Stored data
* Start *

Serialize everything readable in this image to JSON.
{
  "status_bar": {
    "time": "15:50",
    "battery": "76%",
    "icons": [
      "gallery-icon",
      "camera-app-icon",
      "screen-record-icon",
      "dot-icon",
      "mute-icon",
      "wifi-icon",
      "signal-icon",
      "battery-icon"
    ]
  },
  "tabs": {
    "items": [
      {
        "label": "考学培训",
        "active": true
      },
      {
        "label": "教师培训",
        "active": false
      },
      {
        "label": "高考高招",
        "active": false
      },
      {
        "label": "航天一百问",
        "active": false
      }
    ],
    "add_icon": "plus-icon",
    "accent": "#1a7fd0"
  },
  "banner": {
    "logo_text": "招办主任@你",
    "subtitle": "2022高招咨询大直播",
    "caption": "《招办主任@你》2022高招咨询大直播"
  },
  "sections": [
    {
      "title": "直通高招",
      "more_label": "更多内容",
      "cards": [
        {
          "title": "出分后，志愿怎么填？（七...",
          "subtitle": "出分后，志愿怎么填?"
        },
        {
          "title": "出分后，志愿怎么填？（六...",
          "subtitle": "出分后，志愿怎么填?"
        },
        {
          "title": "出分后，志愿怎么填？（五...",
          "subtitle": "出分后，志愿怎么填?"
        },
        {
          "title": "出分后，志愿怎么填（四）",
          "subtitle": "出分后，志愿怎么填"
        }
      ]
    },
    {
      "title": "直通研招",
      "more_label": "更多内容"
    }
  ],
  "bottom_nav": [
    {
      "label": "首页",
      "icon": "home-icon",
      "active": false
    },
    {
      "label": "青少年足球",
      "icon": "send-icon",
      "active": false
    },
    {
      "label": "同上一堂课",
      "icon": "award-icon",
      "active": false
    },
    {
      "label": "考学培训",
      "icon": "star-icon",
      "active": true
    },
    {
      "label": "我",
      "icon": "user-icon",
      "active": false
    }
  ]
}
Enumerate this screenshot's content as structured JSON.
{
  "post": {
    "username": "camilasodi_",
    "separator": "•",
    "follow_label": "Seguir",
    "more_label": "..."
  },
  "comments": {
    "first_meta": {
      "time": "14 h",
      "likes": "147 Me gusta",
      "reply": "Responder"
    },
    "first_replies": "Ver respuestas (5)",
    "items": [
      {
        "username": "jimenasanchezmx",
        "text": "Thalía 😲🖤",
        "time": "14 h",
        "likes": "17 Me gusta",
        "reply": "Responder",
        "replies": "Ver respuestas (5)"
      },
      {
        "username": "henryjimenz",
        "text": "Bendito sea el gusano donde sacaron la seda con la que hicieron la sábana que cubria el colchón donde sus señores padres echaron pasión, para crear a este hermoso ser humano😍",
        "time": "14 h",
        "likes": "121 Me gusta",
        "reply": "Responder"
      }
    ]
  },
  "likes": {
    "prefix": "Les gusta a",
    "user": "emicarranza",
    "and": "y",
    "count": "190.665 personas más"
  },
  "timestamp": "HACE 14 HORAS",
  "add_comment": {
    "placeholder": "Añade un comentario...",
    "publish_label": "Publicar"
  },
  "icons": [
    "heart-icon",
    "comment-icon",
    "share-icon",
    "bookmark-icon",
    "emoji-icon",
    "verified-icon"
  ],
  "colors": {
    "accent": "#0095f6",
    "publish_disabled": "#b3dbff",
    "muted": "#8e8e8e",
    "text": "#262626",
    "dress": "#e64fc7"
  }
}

* End *

Copy each entry exactly, with nothing added or dropped.

▸ OUTPUT BELOW
Serialize everything readable in this image to JSON.
{
  "status_bar": {
    "time": "15:50",
    "battery": "76%",
    "icons": [
      "gallery-icon",
      "camera-app-icon",
      "screen-record-icon",
      "dot-icon",
      "mute-icon",
      "wifi-icon",
      "signal-icon",
      "battery-icon"
    ]
  },
  "tabs": {
    "items": [
      {
        "label": "考学培训",
        "active": true
      },
      {
        "label": "教师培训",
        "active": false
      },
      {
        "label": "高考高招",
        "active": false
      },
      {
        "label": "航天一百问",
        "active": false
      }
    ],
    "add_icon": "plus-icon",
    "accent": "#1a7fd0"
  },
  "banner": {
    "logo_text": "招办主任@你",
    "subtitle": "2022高招咨询大直播",
    "caption": "《招办主任@你》2022高招咨询大直播"
  },
  "sections": [
    {
      "title": "直通高招",
      "more_label": "更多内容",
      "cards": [
        {
          "title": "出分后，志愿怎么填？（七...",
          "subtitle": "出分后，志愿怎么填?"
        },
        {
          "title": "出分后，志愿怎么填？（六...",
          "subtitle": "出分后，志愿怎么填?"
        },
        {
          "title": "出分后，志愿怎么填？（五...",
          "subtitle": "出分后，志愿怎么填?"
        },
        {
          "title": "出分后，志愿怎么填（四）",
          "subtitle": "出分后，志愿怎么填"
        }
      ]
    },
    {
      "title": "直通研招",
      "more_label": "更多内容"
    }
  ],
  "bottom_nav": [
    {
      "label": "首页",
      "icon": "home-icon",
      "active": false
    },
    {
      "label": "青少年足球",
      "icon": "send-icon",
      "active": false
    },
    {
      "label": "同上一堂课",
      "icon": "award-icon",
      "active": false
    },
    {
      "label": "考学培训",
      "icon": "star-icon",
      "active": true
    },
    {
      "label": "我",
      "icon": "user-icon",
      "active": false
    }
  ]
}
Enumerate this screenshot's content as structured JSON.
{
  "post": {
    "username": "camilasodi_",
    "separator": "•",
    "follow_label": "Seguir",
    "more_label": "..."
  },
  "comments": {
    "first_meta": {
      "time": "14 h",
      "likes": "147 Me gusta",
      "reply": "Responder"
    },
    "first_replies": "Ver respuestas (5)",
    "items": [
      {
        "username": "jimenasanchezmx",
        "text": "Thalía 😲🖤",
        "time": "14 h",
        "likes": "17 Me gusta",
        "reply": "Responder",
        "replies": "Ver respuestas (5)"
      },
      {
        "username": "henryjimenz",
        "text": "Bendito sea el gusano donde sacaron la seda con la que hicieron la sábana que cubria el colchón donde sus señores padres echaron pasión, para crear a este hermoso ser humano😍",
        "time": "14 h",
        "likes": "121 Me gusta",
        "reply": "Responder"
      }
    ]
  },
  "likes": {
    "prefix": "Les gusta a",
    "user": "emicarranza",
    "and": "y",
    "count": "190.665 personas más"
  },
  "timestamp": "HACE 14 HORAS",
  "add_comment": {
    "placeholder": "Añade un comentario...",
    "publish_label": "Publicar"
  },
  "icons": [
    "heart-icon",
    "comment-icon",
    "share-icon",
    "bookmark-icon",
    "emoji-icon",
    "verified-icon"
  ],
  "colors": {
    "accent": "#0095f6",
    "publish_disabled": "#b3dbff",
    "muted": "#8e8e8e",
    "text": "#262626",
    "dress": "#e64fc7"
  }
}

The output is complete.